DIRECTION: Write out every entry exactly as it appears.

INFORMATION GIVEN:
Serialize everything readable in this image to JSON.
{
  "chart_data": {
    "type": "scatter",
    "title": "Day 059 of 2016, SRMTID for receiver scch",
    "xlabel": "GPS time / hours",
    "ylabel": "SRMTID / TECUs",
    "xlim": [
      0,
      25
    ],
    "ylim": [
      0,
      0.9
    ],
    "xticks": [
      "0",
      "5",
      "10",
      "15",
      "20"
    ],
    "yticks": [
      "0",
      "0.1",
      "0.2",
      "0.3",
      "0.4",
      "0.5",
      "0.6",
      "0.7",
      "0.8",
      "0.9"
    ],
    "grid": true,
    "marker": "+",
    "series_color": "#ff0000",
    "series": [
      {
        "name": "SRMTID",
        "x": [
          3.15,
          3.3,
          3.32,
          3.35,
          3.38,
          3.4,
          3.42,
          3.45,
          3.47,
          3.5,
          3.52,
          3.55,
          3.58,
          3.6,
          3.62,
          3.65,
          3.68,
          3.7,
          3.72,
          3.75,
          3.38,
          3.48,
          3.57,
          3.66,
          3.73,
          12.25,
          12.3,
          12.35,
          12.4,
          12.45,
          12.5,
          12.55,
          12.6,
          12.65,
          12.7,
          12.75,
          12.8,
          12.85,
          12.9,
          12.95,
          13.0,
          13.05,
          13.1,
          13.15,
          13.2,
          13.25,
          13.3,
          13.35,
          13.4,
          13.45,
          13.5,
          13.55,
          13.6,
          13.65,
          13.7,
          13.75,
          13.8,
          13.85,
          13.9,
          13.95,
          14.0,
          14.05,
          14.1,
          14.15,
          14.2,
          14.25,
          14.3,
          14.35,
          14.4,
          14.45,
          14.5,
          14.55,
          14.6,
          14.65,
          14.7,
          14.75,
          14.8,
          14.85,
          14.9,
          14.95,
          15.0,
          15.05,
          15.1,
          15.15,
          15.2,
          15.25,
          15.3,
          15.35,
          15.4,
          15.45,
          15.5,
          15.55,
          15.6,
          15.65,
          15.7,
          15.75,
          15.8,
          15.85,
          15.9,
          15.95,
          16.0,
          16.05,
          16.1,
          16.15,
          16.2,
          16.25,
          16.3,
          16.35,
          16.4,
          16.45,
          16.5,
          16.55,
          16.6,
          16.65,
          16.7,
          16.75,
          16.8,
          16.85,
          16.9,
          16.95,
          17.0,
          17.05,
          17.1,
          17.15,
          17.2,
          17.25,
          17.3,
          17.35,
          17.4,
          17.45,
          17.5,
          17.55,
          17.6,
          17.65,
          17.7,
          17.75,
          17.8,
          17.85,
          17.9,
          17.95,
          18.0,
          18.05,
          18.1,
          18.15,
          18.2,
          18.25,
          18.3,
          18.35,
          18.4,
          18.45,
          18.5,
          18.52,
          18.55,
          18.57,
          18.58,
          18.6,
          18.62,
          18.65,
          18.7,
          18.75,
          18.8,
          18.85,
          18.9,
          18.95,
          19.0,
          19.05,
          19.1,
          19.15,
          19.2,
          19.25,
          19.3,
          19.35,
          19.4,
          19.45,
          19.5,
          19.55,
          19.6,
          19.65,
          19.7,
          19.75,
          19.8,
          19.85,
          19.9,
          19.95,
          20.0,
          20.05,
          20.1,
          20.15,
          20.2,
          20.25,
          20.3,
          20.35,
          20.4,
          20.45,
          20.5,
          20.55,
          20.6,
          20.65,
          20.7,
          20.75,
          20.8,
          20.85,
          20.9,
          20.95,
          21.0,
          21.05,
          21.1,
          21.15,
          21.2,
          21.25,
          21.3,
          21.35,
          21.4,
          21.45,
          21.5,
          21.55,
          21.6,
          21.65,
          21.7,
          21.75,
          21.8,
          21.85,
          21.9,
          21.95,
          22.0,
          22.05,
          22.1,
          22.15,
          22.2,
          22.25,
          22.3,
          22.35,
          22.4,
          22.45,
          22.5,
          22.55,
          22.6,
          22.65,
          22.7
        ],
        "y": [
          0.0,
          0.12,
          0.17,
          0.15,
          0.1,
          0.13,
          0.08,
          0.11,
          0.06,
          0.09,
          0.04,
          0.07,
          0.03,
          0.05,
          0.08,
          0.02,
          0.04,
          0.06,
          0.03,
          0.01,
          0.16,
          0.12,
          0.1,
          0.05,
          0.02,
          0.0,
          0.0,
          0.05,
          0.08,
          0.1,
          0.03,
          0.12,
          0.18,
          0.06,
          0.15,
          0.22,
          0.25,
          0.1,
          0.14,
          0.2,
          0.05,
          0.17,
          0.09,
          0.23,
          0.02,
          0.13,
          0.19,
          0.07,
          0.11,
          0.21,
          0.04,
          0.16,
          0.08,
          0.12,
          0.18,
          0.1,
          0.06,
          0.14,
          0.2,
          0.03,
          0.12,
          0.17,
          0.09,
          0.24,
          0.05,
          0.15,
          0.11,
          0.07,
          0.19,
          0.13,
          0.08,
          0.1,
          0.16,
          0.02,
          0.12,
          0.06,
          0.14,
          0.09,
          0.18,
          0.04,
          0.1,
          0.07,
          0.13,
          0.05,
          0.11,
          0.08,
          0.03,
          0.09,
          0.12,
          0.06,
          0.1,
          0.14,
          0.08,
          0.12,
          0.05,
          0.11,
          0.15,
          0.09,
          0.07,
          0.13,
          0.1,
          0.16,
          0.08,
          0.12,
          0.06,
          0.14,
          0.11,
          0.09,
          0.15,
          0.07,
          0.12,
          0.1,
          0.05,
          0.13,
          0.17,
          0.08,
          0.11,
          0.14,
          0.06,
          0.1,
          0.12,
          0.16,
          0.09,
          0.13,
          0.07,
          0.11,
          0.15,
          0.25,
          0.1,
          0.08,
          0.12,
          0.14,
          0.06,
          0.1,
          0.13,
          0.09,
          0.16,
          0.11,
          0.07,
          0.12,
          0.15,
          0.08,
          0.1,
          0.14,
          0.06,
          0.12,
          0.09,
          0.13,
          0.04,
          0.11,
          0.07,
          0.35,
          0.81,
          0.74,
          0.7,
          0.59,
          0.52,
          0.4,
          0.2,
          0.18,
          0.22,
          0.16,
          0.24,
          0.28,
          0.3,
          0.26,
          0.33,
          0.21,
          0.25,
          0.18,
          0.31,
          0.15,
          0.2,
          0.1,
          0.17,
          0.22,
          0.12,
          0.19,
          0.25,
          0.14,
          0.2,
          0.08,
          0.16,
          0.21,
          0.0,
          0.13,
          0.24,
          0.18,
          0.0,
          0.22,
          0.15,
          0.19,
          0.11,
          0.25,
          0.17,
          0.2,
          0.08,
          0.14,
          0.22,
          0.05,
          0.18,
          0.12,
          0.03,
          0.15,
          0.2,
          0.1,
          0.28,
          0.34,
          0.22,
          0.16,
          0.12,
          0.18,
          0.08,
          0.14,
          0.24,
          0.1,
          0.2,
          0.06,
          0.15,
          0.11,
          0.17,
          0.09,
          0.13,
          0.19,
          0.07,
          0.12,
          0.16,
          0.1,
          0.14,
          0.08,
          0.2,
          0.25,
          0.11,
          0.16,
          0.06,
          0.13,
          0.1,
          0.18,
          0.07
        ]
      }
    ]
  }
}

FULL SOLUTION:
Serialize everything readable in this image to JSON.
{
  "chart_data": {
    "type": "scatter",
    "title": "Day 059 of 2016, SRMTID for receiver scch",
    "xlabel": "GPS time / hours",
    "ylabel": "SRMTID / TECUs",
    "xlim": [
      0,
      25
    ],
    "ylim": [
      0,
      0.9
    ],
    "xticks": [
      "0",
      "5",
      "10",
      "15",
      "20"
    ],
    "yticks": [
      "0",
      "0.1",
      "0.2",
      "0.3",
      "0.4",
      "0.5",
      "0.6",
      "0.7",
      "0.8",
      "0.9"
    ],
    "grid": true,
    "marker": "+",
    "series_color": "#ff0000",
    "series": [
      {
        "name": "SRMTID",
        "x": [
          3.15,
          3.3,
          3.32,
          3.35,
          3.38,
          3.4,
          3.42,
          3.45,
          3.47,
          3.5,
          3.52,
          3.55,
          3.58,
          3.6,
          3.62,
          3.65,
          3.68,
          3.7,
          3.72,
          3.75,
          3.38,
          3.48,
          3.57,
          3.66,
          3.73,
          12.25,
          12.3,
          12.35,
          12.4,
          12.45,
          12.5,
          12.55,
          12.6,
          12.65,
          12.7,
          12.75,
          12.8,
          12.85,
          12.9,
          12.95,
          13.0,
          13.05,
          13.1,
          13.15,
          13.2,
          13.25,
          13.3,
          13.35,
          13.4,
          13.45,
          13.5,
          13.55,
          13.6,
          13.65,
          13.7,
          13.75,
          13.8,
          13.85,
          13.9,
          13.95,
          14.0,
          14.05,
          14.1,
          14.15,
          14.2,
          14.25,
          14.3,
          14.35,
          14.4,
          14.45,
          14.5,
          14.55,
          14.6,
          14.65,
          14.7,
          14.75,
          14.8,
          14.85,
          14.9,
          14.95,
          15.0,
          15.05,
          15.1,
          15.15,
          15.2,
          15.25,
          15.3,
          15.35,
          15.4,
          15.45,
          15.5,
          15.55,
          15.6,
          15.65,
          15.7,
          15.75,
          15.8,
          15.85,
          15.9,
          15.95,
          16.0,
          16.05,
          16.1,
          16.15,
          16.2,
          16.25,
          16.3,
          16.35,
          16.4,
          16.45,
          16.5,
          16.55,
          16.6,
          16.65,
          16.7,
          16.75,
          16.8,
          16.85,
          16.9,
          16.95,
          17.0,
          17.05,
          17.1,
          17.15,
          17.2,
          17.25,
          17.3,
          17.35,
          17.4,
          17.45,
          17.5,
          17.55,
          17.6,
          17.65,
          17.7,
          17.75,
          17.8,
          17.85,
          17.9,
          17.95,
          18.0,
          18.05,
          18.1,
          18.15,
          18.2,
          18.25,
          18.3,
          18.35,
          18.4,
          18.45,
          18.5,
          18.52,
          18.55,
          18.57,
          18.58,
          18.6,
          18.62,
          18.65,
          18.7,
          18.75,
          18.8,
          18.85,
          18.9,
          18.95,
          19.0,
          19.05,
          19.1,
          19.15,
          19.2,
          19.25,
          19.3,
          19.35,
          19.4,
          19.45,
          19.5,
          19.55,
          19.6,
          19.65,
          19.7,
          19.75,
          19.8,
          19.85,
          19.9,
          19.95,
          20.0,
          20.05,
          20.1,
          20.15,
          20.2,
          20.25,
          20.3,
          20.35,
          20.4,
          20.45,
          20.5,
          20.55,
          20.6,
          20.65,
          20.7,
          20.75,
          20.8,
          20.85,
          20.9,
          20.95,
          21.0,
          21.05,
          21.1,
          21.15,
          21.2,
          21.25,
          21.3,
          21.35,
          21.4,
          21.45,
          21.5,
          21.55,
          21.6,
          21.65,
          21.7,
          21.75,
          21.8,
          21.85,
          21.9,
          21.95,
          22.0,
          22.05,
          22.1,
          22.15,
          22.2,
          22.25,
          22.3,
          22.35,
          22.4,
          22.45,
          22.5,
          22.55,
          22.6,
          22.65,
          22.7
        ],
        "y": [
          0.0,
          0.12,
          0.17,
          0.15,
          0.1,
          0.13,
          0.08,
          0.11,
          0.06,
          0.09,
          0.04,
          0.07,
          0.03,
          0.05,
          0.08,
          0.02,
          0.04,
          0.06,
          0.03,
          0.01,
          0.16,
          0.12,
          0.1,
          0.05,
          0.02,
          0.0,
          0.0,
          0.05,
          0.08,
          0.1,
          0.03,
          0.12,
          0.18,
          0.06,
          0.15,
          0.22,
          0.25,
          0.1,
          0.14,
          0.2,
          0.05,
          0.17,
          0.09,
          0.23,
          0.02,
          0.13,
          0.19,
          0.07,
          0.11,
          0.21,
          0.04,
          0.16,
          0.08,
          0.12,
          0.18,
          0.1,
          0.06,
          0.14,
          0.2,
          0.03,
          0.12,
          0.17,
          0.09,
          0.24,
          0.05,
          0.15,
          0.11,
          0.07,
          0.19,
          0.13,
          0.08,
          0.1,
          0.16,
          0.02,
          0.12,
          0.06,
          0.14,
          0.09,
          0.18,
          0.04,
          0.1,
          0.07,
          0.13,
          0.05,
          0.11,
          0.08,
          0.03,
          0.09,
          0.12,
          0.06,
          0.1,
          0.14,
          0.08,
          0.12,
          0.05,
          0.11,
          0.15,
          0.09,
          0.07,
          0.13,
          0.1,
          0.16,
          0.08,
          0.12,
          0.06,
          0.14,
          0.11,
          0.09,
          0.15,
          0.07,
          0.12,
          0.1,
          0.05,
          0.13,
          0.17,
          0.08,
          0.11,
          0.14,
          0.06,
          0.1,
          0.12,
          0.16,
          0.09,
          0.13,
          0.07,
          0.11,
          0.15,
          0.25,
          0.1,
          0.08,
          0.12,
          0.14,
          0.06,
          0.1,
          0.13,
          0.09,
          0.16,
          0.11,
          0.07,
          0.12,
          0.15,
          0.08,
          0.1,
          0.14,
          0.06,
          0.12,
          0.09,
          0.13,
          0.04,
          0.11,
          0.07,
          0.35,
          0.81,
          0.74,
          0.7,
          0.59,
          0.52,
          0.4,
          0.2,
          0.18,
          0.22,
          0.16,
          0.24,
          0.28,
          0.3,
          0.26,
          0.33,
          0.21,
          0.25,
          0.18,
          0.31,
          0.15,
          0.2,
          0.1,
          0.17,
          0.22,
          0.12,
          0.19,
          0.25,
          0.14,
          0.2,
          0.08,
          0.16,
          0.21,
          0.0,
          0.13,
          0.24,
          0.18,
          0.0,
          0.22,
          0.15,
          0.19,
          0.11,
          0.25,
          0.17,
          0.2,
          0.08,
          0.14,
          0.22,
          0.05,
          0.18,
          0.12,
          0.03,
          0.15,
          0.2,
          0.1,
          0.28,
          0.34,
          0.22,
          0.16,
          0.12,
          0.18,
          0.08,
          0.14,
          0.24,
          0.1,
          0.2,
          0.06,
          0.15,
          0.11,
          0.17,
          0.09,
          0.13,
          0.19,
          0.07,
          0.12,
          0.16,
          0.1,
          0.14,
          0.08,
          0.2,
          0.25,
          0.11,
          0.16,
          0.06,
          0.13,
          0.1,
          0.18,
          0.07
        ]
      }
    ]
  }
}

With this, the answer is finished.